# SUPPLIED DATA
^^^^^^^^^^^^^^^^

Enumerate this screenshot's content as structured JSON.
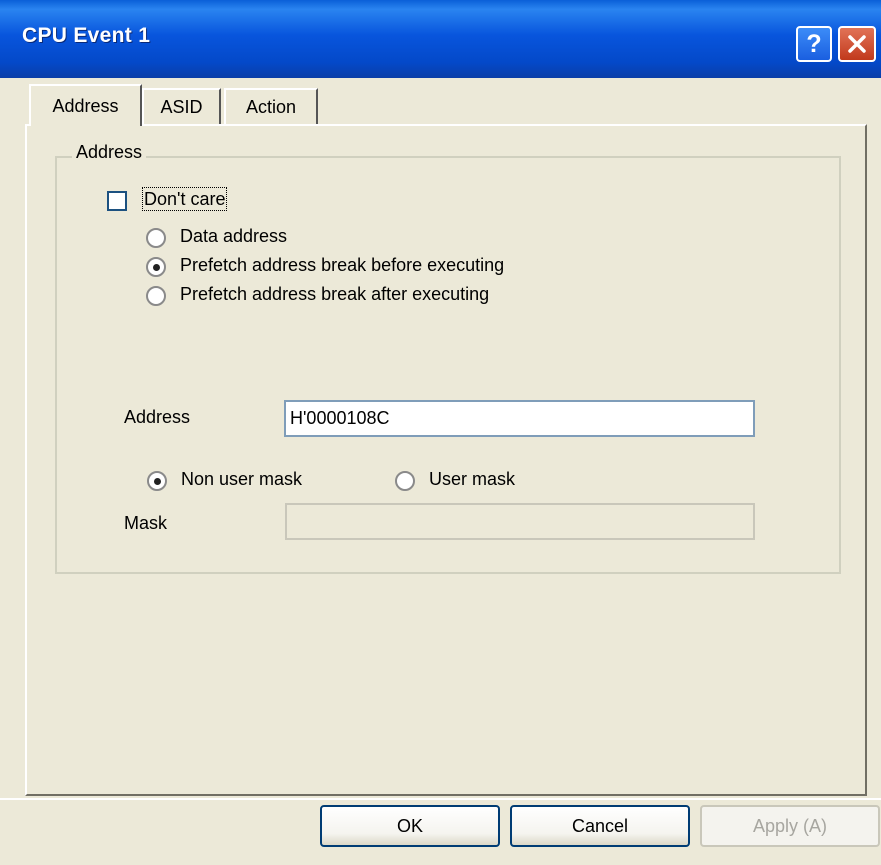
{
  "window": {
    "title": "CPU Event 1"
  },
  "titlebar": {
    "help_glyph": "?",
    "close_glyph": "✕"
  },
  "tabs": [
    {
      "label": "Address",
      "active": true
    },
    {
      "label": "ASID",
      "active": false
    },
    {
      "label": "Action",
      "active": false
    }
  ],
  "address_group": {
    "legend": "Address",
    "dont_care": {
      "label": "Don't care",
      "checked": false
    },
    "address_type": [
      {
        "label": "Data address",
        "selected": false
      },
      {
        "label": "Prefetch address break before executing",
        "selected": true
      },
      {
        "label": "Prefetch address break after executing",
        "selected": false
      }
    ],
    "address_field": {
      "label": "Address",
      "value": "H'0000108C"
    },
    "mask_mode": [
      {
        "label": "Non user mask",
        "selected": true
      },
      {
        "label": "User mask",
        "selected": false
      }
    ],
    "mask_field": {
      "label": "Mask",
      "value": ""
    }
  },
  "buttons": {
    "ok": "OK",
    "cancel": "Cancel",
    "apply": "Apply (A)"
  },
  "colors": {
    "titlebar": "#0855dd",
    "close_button": "#c1391c",
    "dialog_bg": "#ece9d8"
  }
}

^^^^^^^^^^^^^^^^

# GIVEN TASK
Copy each line holding the word "executing" from the listing above.

# RESULT OF THE EXERCISE
        "label": "Prefetch address break before executing",
        "label": "Prefetch address break after executing",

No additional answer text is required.